EXERCISE INPUT:
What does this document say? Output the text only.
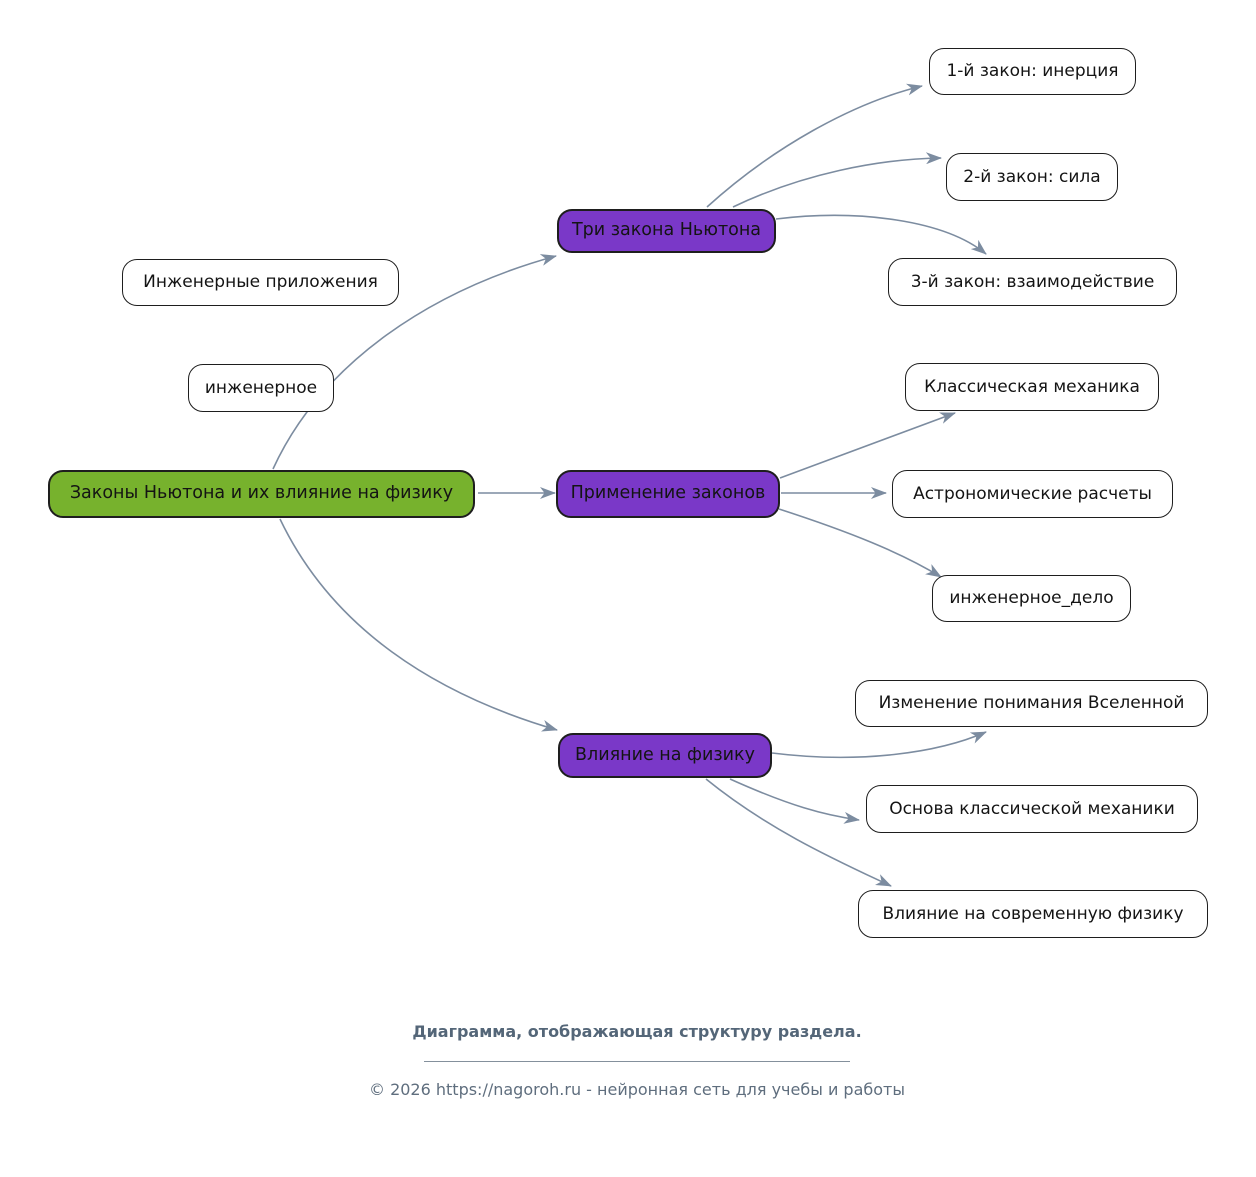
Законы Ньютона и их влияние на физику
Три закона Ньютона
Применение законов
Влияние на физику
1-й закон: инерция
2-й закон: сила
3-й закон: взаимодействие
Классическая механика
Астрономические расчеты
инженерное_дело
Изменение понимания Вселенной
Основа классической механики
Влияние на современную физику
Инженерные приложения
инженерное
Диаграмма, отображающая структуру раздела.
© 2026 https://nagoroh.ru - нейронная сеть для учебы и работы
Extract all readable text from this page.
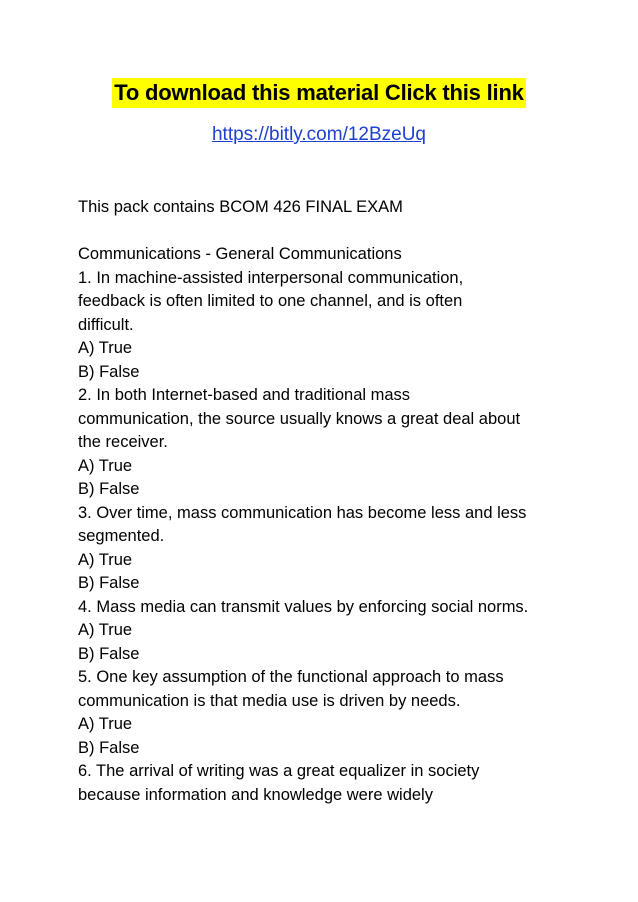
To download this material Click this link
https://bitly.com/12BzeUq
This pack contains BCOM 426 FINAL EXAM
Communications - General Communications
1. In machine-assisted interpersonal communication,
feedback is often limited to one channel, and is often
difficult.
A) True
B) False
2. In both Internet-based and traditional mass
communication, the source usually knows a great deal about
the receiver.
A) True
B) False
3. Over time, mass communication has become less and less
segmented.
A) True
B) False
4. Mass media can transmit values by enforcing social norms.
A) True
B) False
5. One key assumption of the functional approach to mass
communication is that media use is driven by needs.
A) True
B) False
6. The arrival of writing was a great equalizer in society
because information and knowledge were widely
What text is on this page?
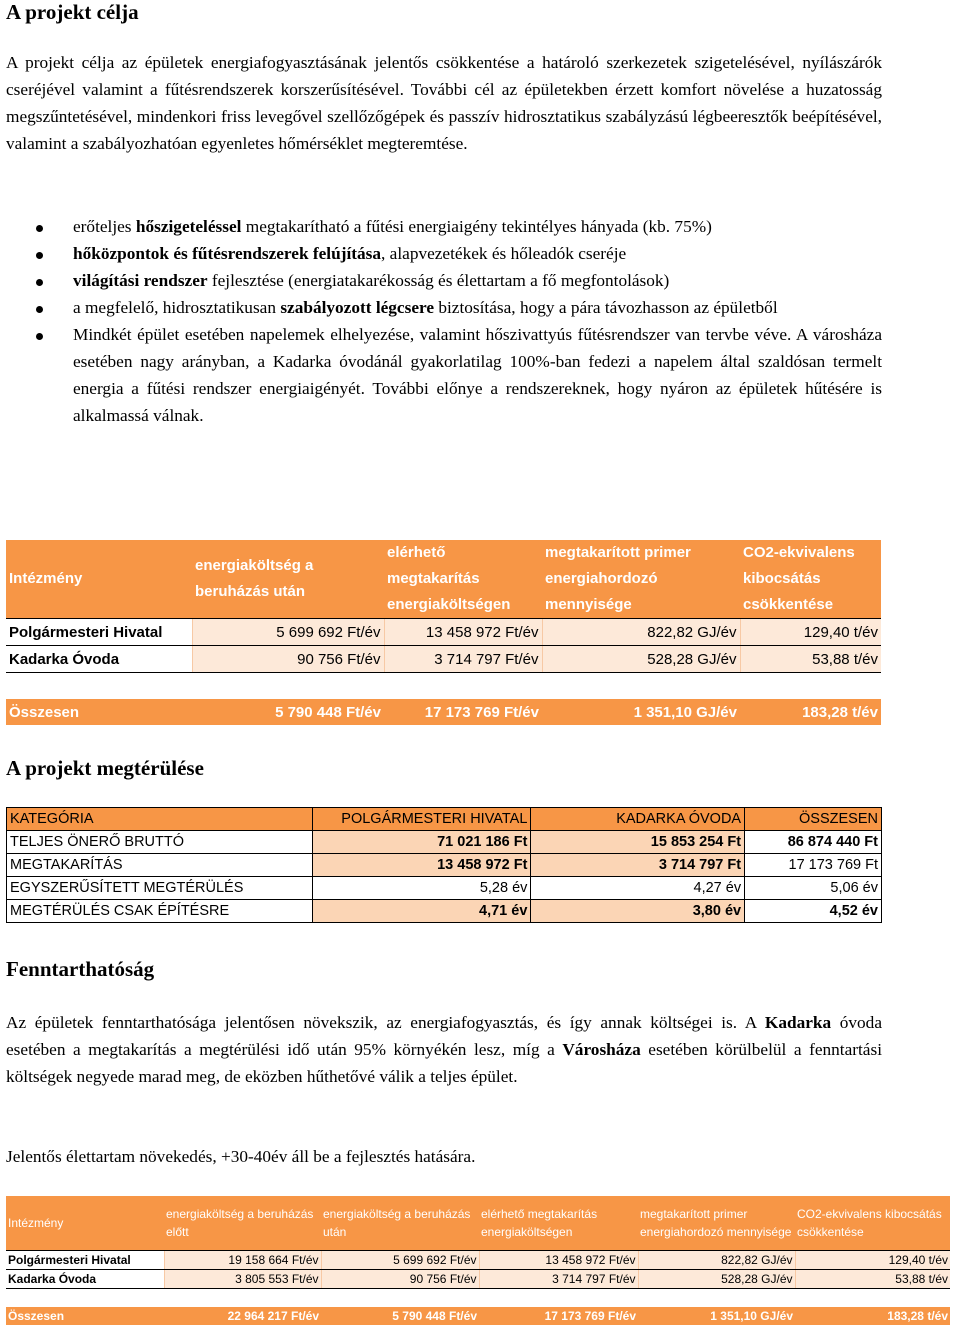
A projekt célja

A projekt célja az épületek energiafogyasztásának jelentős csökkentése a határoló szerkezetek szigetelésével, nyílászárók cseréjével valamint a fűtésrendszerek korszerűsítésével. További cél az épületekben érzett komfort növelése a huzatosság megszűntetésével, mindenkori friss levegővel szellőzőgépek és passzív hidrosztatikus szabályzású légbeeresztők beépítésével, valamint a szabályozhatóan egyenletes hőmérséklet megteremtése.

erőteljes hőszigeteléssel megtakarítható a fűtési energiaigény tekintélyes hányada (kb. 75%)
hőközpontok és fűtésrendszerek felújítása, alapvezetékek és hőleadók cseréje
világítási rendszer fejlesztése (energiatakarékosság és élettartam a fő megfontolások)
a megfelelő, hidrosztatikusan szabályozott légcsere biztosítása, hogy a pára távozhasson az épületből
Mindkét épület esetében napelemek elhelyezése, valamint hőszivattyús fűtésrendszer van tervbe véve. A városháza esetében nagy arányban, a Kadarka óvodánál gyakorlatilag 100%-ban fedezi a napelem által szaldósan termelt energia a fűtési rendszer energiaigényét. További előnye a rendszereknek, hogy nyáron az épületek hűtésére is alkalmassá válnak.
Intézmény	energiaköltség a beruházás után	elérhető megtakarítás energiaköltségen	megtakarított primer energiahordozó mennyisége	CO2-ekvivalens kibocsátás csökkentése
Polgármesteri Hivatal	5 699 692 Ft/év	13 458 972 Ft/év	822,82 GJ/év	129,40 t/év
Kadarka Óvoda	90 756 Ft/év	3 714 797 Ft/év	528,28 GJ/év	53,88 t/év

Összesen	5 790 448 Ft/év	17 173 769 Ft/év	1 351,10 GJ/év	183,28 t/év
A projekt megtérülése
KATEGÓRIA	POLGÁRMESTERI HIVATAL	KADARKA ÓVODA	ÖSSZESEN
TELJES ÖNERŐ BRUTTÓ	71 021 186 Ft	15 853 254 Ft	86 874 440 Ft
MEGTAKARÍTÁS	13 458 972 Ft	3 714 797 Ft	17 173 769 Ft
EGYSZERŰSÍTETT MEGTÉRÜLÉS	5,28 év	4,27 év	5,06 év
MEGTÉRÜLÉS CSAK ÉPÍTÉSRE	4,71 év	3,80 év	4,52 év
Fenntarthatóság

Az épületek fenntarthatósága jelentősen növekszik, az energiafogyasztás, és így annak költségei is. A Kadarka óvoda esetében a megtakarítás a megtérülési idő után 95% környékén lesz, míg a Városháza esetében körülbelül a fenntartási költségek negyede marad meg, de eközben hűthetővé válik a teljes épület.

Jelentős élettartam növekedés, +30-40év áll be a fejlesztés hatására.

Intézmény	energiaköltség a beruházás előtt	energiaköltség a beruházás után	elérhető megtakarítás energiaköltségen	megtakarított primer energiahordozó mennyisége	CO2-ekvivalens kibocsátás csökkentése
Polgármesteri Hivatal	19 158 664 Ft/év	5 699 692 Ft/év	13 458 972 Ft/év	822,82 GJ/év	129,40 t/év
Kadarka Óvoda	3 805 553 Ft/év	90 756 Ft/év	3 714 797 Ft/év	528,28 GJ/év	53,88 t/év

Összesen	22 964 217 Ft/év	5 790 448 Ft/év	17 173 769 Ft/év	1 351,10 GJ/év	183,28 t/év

SET TASK:
From the material above, count the lines that include "fűtési" and give only the total.

SOLUTION TO THE EXERCISE:
2